What you should do
The listing below should be copied in full, word for word.

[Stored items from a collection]
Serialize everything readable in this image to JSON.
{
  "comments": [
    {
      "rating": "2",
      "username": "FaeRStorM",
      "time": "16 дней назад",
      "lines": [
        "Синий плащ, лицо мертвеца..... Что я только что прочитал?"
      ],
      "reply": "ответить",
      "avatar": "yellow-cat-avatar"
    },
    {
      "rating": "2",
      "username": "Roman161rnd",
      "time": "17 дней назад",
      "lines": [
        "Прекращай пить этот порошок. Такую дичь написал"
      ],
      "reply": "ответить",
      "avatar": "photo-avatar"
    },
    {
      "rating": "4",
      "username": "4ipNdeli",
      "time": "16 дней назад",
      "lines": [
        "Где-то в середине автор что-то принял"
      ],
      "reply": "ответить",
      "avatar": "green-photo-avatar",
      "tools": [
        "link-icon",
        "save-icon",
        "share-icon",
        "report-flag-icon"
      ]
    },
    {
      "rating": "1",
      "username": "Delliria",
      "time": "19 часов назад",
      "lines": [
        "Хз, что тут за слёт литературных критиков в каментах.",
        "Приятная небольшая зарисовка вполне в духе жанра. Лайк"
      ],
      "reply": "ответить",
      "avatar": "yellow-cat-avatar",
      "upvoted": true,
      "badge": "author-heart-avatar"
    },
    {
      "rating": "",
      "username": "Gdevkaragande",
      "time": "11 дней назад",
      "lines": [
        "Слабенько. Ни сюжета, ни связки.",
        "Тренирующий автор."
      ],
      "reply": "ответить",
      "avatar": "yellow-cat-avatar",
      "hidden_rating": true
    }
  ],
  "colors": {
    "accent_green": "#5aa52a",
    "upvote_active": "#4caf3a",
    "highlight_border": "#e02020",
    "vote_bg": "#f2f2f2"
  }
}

Response to this task
Serialize everything readable in this image to JSON.
{
  "comments": [
    {
      "rating": "2",
      "username": "FaeRStorM",
      "time": "16 дней назад",
      "lines": [
        "Синий плащ, лицо мертвеца..... Что я только что прочитал?"
      ],
      "reply": "ответить",
      "avatar": "yellow-cat-avatar"
    },
    {
      "rating": "2",
      "username": "Roman161rnd",
      "time": "17 дней назад",
      "lines": [
        "Прекращай пить этот порошок. Такую дичь написал"
      ],
      "reply": "ответить",
      "avatar": "photo-avatar"
    },
    {
      "rating": "4",
      "username": "4ipNdeli",
      "time": "16 дней назад",
      "lines": [
        "Где-то в середине автор что-то принял"
      ],
      "reply": "ответить",
      "avatar": "green-photo-avatar",
      "tools": [
        "link-icon",
        "save-icon",
        "share-icon",
        "report-flag-icon"
      ]
    },
    {
      "rating": "1",
      "username": "Delliria",
      "time": "19 часов назад",
      "lines": [
        "Хз, что тут за слёт литературных критиков в каментах.",
        "Приятная небольшая зарисовка вполне в духе жанра. Лайк"
      ],
      "reply": "ответить",
      "avatar": "yellow-cat-avatar",
      "upvoted": true,
      "badge": "author-heart-avatar"
    },
    {
      "rating": "",
      "username": "Gdevkaragande",
      "time": "11 дней назад",
      "lines": [
        "Слабенько. Ни сюжета, ни связки.",
        "Тренирующий автор."
      ],
      "reply": "ответить",
      "avatar": "yellow-cat-avatar",
      "hidden_rating": true
    }
  ],
  "colors": {
    "accent_green": "#5aa52a",
    "upvote_active": "#4caf3a",
    "highlight_border": "#e02020",
    "vote_bg": "#f2f2f2"
  }
}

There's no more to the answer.